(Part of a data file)
++++++
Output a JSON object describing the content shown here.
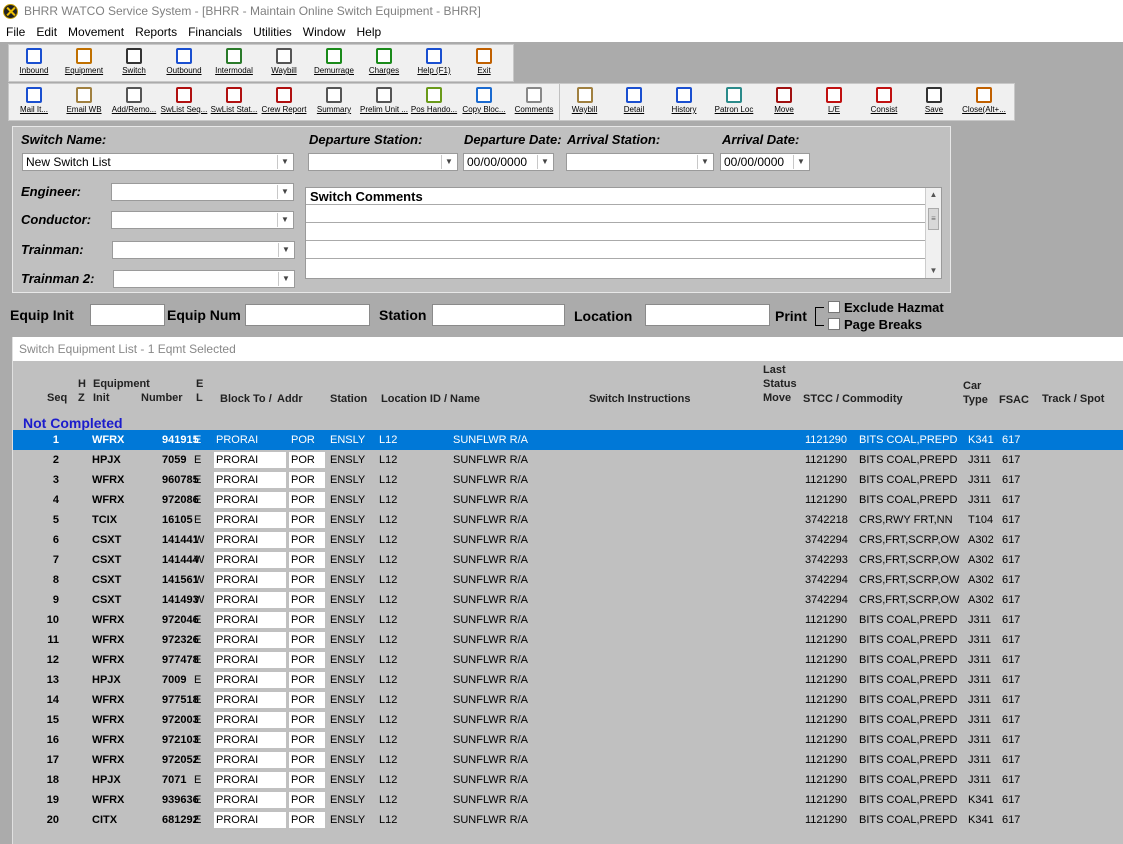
{
  "window": {
    "title": "BHRR WATCO Service System - [BHRR - Maintain Online Switch Equipment - BHRR]"
  },
  "menu": [
    "File",
    "Edit",
    "Movement",
    "Reports",
    "Financials",
    "Utilities",
    "Window",
    "Help"
  ],
  "toolbar1": [
    {
      "label": "Inbound",
      "icon": "inbound-icon",
      "color": "#1a4fd0"
    },
    {
      "label": "Equipment",
      "icon": "railcar-icon",
      "color": "#c07000"
    },
    {
      "label": "Switch",
      "icon": "track-icon",
      "color": "#333333"
    },
    {
      "label": "Outbound",
      "icon": "outbound-icon",
      "color": "#1a4fd0"
    },
    {
      "label": "Intermodal",
      "icon": "intermodal-icon",
      "color": "#2a7a2a"
    },
    {
      "label": "Waybill",
      "icon": "waybill-icon",
      "color": "#555555"
    },
    {
      "label": "Demurrage",
      "icon": "dollar-icon",
      "color": "#1a8a1a"
    },
    {
      "label": "Charges",
      "icon": "money-bag-icon",
      "color": "#1a8a1a"
    },
    {
      "label": "Help (F1)",
      "icon": "help-icon",
      "color": "#1a4fd0"
    },
    {
      "label": "Exit",
      "icon": "exit-door-icon",
      "color": "#c06000"
    }
  ],
  "toolbar2": [
    {
      "label": "Mail It...",
      "icon": "mail-icon",
      "color": "#1a4fd0"
    },
    {
      "label": "Email WB",
      "icon": "clipboard-icon",
      "color": "#a08040"
    },
    {
      "label": "Add/Remo...",
      "icon": "grid-icon",
      "color": "#555555"
    },
    {
      "label": "SwList Seq...",
      "icon": "report-icon",
      "color": "#b01010"
    },
    {
      "label": "SwList Stat...",
      "icon": "report-icon",
      "color": "#b01010"
    },
    {
      "label": "Crew Report",
      "icon": "report-icon",
      "color": "#b01010"
    },
    {
      "label": "Summary",
      "icon": "report-icon",
      "color": "#555555"
    },
    {
      "label": "Prelim Unit ...",
      "icon": "report-icon",
      "color": "#555555"
    },
    {
      "label": "Pos Hando...",
      "icon": "document-icon",
      "color": "#6a9a1a"
    },
    {
      "label": "Copy Bloc...",
      "icon": "copy-icon",
      "color": "#1a6ad0"
    },
    {
      "label": "Comments",
      "icon": "comment-icon",
      "color": "#888888"
    },
    {
      "label": "Waybill",
      "icon": "scroll-icon",
      "color": "#a08040"
    },
    {
      "label": "Detail",
      "icon": "window-icon",
      "color": "#1a4fd0"
    },
    {
      "label": "History",
      "icon": "list-icon",
      "color": "#1a4fd0"
    },
    {
      "label": "Patron Loc",
      "icon": "locate-icon",
      "color": "#2a8a8a"
    },
    {
      "label": "Move",
      "icon": "car-icon",
      "color": "#a01010"
    },
    {
      "label": "L/E",
      "icon": "pencil-icon",
      "color": "#c01010"
    },
    {
      "label": "Consist",
      "icon": "train-icon",
      "color": "#c01010"
    },
    {
      "label": "Save",
      "icon": "floppy-icon",
      "color": "#333333"
    },
    {
      "label": "Close(Alt+...",
      "icon": "close-door-icon",
      "color": "#c06000"
    }
  ],
  "form": {
    "switch_name_label": "Switch Name:",
    "switch_name_value": "New Switch List",
    "departure_station_label": "Departure Station:",
    "departure_station_value": "",
    "departure_date_label": "Departure Date:",
    "departure_date_value": "00/00/0000",
    "arrival_station_label": "Arrival Station:",
    "arrival_station_value": "",
    "arrival_date_label": "Arrival Date:",
    "arrival_date_value": "00/00/0000",
    "engineer_label": "Engineer:",
    "conductor_label": "Conductor:",
    "trainman_label": "Trainman:",
    "trainman2_label": "Trainman 2:",
    "switch_comments_label": "Switch Comments"
  },
  "filter": {
    "equip_init_label": "Equip Init",
    "equip_num_label": "Equip Num",
    "station_label": "Station",
    "location_label": "Location",
    "print_label": "Print",
    "exclude_hazmat_label": "Exclude Hazmat",
    "page_breaks_label": "Page Breaks"
  },
  "list": {
    "title": "Switch Equipment List - 1 Eqmt Selected",
    "group": "Not Completed",
    "headers": {
      "seq": "Seq",
      "h": "H",
      "z": "Z",
      "equipment": "Equipment",
      "init": "Init",
      "number": "Number",
      "e": "E",
      "l": "L",
      "block_to": "Block To /",
      "addr": "Addr",
      "station": "Station",
      "location": "Location ID / Name",
      "instructions": "Switch Instructions",
      "last": "Last",
      "status": "Status",
      "move": "Move",
      "stcc": "STCC / Commodity",
      "car": "Car",
      "type": "Type",
      "fsac": "FSAC",
      "track": "Track / Spot"
    },
    "rows": [
      {
        "seq": "1",
        "init": "WFRX",
        "num": "941915",
        "el": "E",
        "block": "PRORAI",
        "addr": "POR",
        "station": "ENSLY",
        "loc": "L12",
        "name": "SUNFLWR R/A",
        "stcc": "1121290",
        "commodity": "BITS COAL,PREPD",
        "type": "K341",
        "fsac": "617"
      },
      {
        "seq": "2",
        "init": "HPJX",
        "num": "7059",
        "el": "E",
        "block": "PRORAI",
        "addr": "POR",
        "station": "ENSLY",
        "loc": "L12",
        "name": "SUNFLWR R/A",
        "stcc": "1121290",
        "commodity": "BITS COAL,PREPD",
        "type": "J311",
        "fsac": "617"
      },
      {
        "seq": "3",
        "init": "WFRX",
        "num": "960785",
        "el": "E",
        "block": "PRORAI",
        "addr": "POR",
        "station": "ENSLY",
        "loc": "L12",
        "name": "SUNFLWR R/A",
        "stcc": "1121290",
        "commodity": "BITS COAL,PREPD",
        "type": "J311",
        "fsac": "617"
      },
      {
        "seq": "4",
        "init": "WFRX",
        "num": "972086",
        "el": "E",
        "block": "PRORAI",
        "addr": "POR",
        "station": "ENSLY",
        "loc": "L12",
        "name": "SUNFLWR R/A",
        "stcc": "1121290",
        "commodity": "BITS COAL,PREPD",
        "type": "J311",
        "fsac": "617"
      },
      {
        "seq": "5",
        "init": "TCIX",
        "num": "16105",
        "el": "E",
        "block": "PRORAI",
        "addr": "POR",
        "station": "ENSLY",
        "loc": "L12",
        "name": "SUNFLWR R/A",
        "stcc": "3742218",
        "commodity": "CRS,RWY FRT,NN",
        "type": "T104",
        "fsac": "617"
      },
      {
        "seq": "6",
        "init": "CSXT",
        "num": "141441",
        "el": "W",
        "block": "PRORAI",
        "addr": "POR",
        "station": "ENSLY",
        "loc": "L12",
        "name": "SUNFLWR R/A",
        "stcc": "3742294",
        "commodity": "CRS,FRT,SCRP,OW",
        "type": "A302",
        "fsac": "617"
      },
      {
        "seq": "7",
        "init": "CSXT",
        "num": "141444",
        "el": "W",
        "block": "PRORAI",
        "addr": "POR",
        "station": "ENSLY",
        "loc": "L12",
        "name": "SUNFLWR R/A",
        "stcc": "3742293",
        "commodity": "CRS,FRT,SCRP,OW",
        "type": "A302",
        "fsac": "617"
      },
      {
        "seq": "8",
        "init": "CSXT",
        "num": "141561",
        "el": "W",
        "block": "PRORAI",
        "addr": "POR",
        "station": "ENSLY",
        "loc": "L12",
        "name": "SUNFLWR R/A",
        "stcc": "3742294",
        "commodity": "CRS,FRT,SCRP,OW",
        "type": "A302",
        "fsac": "617"
      },
      {
        "seq": "9",
        "init": "CSXT",
        "num": "141493",
        "el": "W",
        "block": "PRORAI",
        "addr": "POR",
        "station": "ENSLY",
        "loc": "L12",
        "name": "SUNFLWR R/A",
        "stcc": "3742294",
        "commodity": "CRS,FRT,SCRP,OW",
        "type": "A302",
        "fsac": "617"
      },
      {
        "seq": "10",
        "init": "WFRX",
        "num": "972046",
        "el": "E",
        "block": "PRORAI",
        "addr": "POR",
        "station": "ENSLY",
        "loc": "L12",
        "name": "SUNFLWR R/A",
        "stcc": "1121290",
        "commodity": "BITS COAL,PREPD",
        "type": "J311",
        "fsac": "617"
      },
      {
        "seq": "11",
        "init": "WFRX",
        "num": "972326",
        "el": "E",
        "block": "PRORAI",
        "addr": "POR",
        "station": "ENSLY",
        "loc": "L12",
        "name": "SUNFLWR R/A",
        "stcc": "1121290",
        "commodity": "BITS COAL,PREPD",
        "type": "J311",
        "fsac": "617"
      },
      {
        "seq": "12",
        "init": "WFRX",
        "num": "977478",
        "el": "E",
        "block": "PRORAI",
        "addr": "POR",
        "station": "ENSLY",
        "loc": "L12",
        "name": "SUNFLWR R/A",
        "stcc": "1121290",
        "commodity": "BITS COAL,PREPD",
        "type": "J311",
        "fsac": "617"
      },
      {
        "seq": "13",
        "init": "HPJX",
        "num": "7009",
        "el": "E",
        "block": "PRORAI",
        "addr": "POR",
        "station": "ENSLY",
        "loc": "L12",
        "name": "SUNFLWR R/A",
        "stcc": "1121290",
        "commodity": "BITS COAL,PREPD",
        "type": "J311",
        "fsac": "617"
      },
      {
        "seq": "14",
        "init": "WFRX",
        "num": "977518",
        "el": "E",
        "block": "PRORAI",
        "addr": "POR",
        "station": "ENSLY",
        "loc": "L12",
        "name": "SUNFLWR R/A",
        "stcc": "1121290",
        "commodity": "BITS COAL,PREPD",
        "type": "J311",
        "fsac": "617"
      },
      {
        "seq": "15",
        "init": "WFRX",
        "num": "972003",
        "el": "E",
        "block": "PRORAI",
        "addr": "POR",
        "station": "ENSLY",
        "loc": "L12",
        "name": "SUNFLWR R/A",
        "stcc": "1121290",
        "commodity": "BITS COAL,PREPD",
        "type": "J311",
        "fsac": "617"
      },
      {
        "seq": "16",
        "init": "WFRX",
        "num": "972103",
        "el": "E",
        "block": "PRORAI",
        "addr": "POR",
        "station": "ENSLY",
        "loc": "L12",
        "name": "SUNFLWR R/A",
        "stcc": "1121290",
        "commodity": "BITS COAL,PREPD",
        "type": "J311",
        "fsac": "617"
      },
      {
        "seq": "17",
        "init": "WFRX",
        "num": "972052",
        "el": "E",
        "block": "PRORAI",
        "addr": "POR",
        "station": "ENSLY",
        "loc": "L12",
        "name": "SUNFLWR R/A",
        "stcc": "1121290",
        "commodity": "BITS COAL,PREPD",
        "type": "J311",
        "fsac": "617"
      },
      {
        "seq": "18",
        "init": "HPJX",
        "num": "7071",
        "el": "E",
        "block": "PRORAI",
        "addr": "POR",
        "station": "ENSLY",
        "loc": "L12",
        "name": "SUNFLWR R/A",
        "stcc": "1121290",
        "commodity": "BITS COAL,PREPD",
        "type": "J311",
        "fsac": "617"
      },
      {
        "seq": "19",
        "init": "WFRX",
        "num": "939636",
        "el": "E",
        "block": "PRORAI",
        "addr": "POR",
        "station": "ENSLY",
        "loc": "L12",
        "name": "SUNFLWR R/A",
        "stcc": "1121290",
        "commodity": "BITS COAL,PREPD",
        "type": "K341",
        "fsac": "617"
      },
      {
        "seq": "20",
        "init": "CITX",
        "num": "681292",
        "el": "E",
        "block": "PRORAI",
        "addr": "POR",
        "station": "ENSLY",
        "loc": "L12",
        "name": "SUNFLWR R/A",
        "stcc": "1121290",
        "commodity": "BITS COAL,PREPD",
        "type": "K341",
        "fsac": "617"
      }
    ]
  },
  "colors": {
    "selected_row": "#0078d7",
    "group_title": "#1c1ccc",
    "panel_bg": "#c0c0c0"
  }
}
++++++
Establish how many lines of the records contain the string "Comments" and state that number without elaboration.

**The solution**
2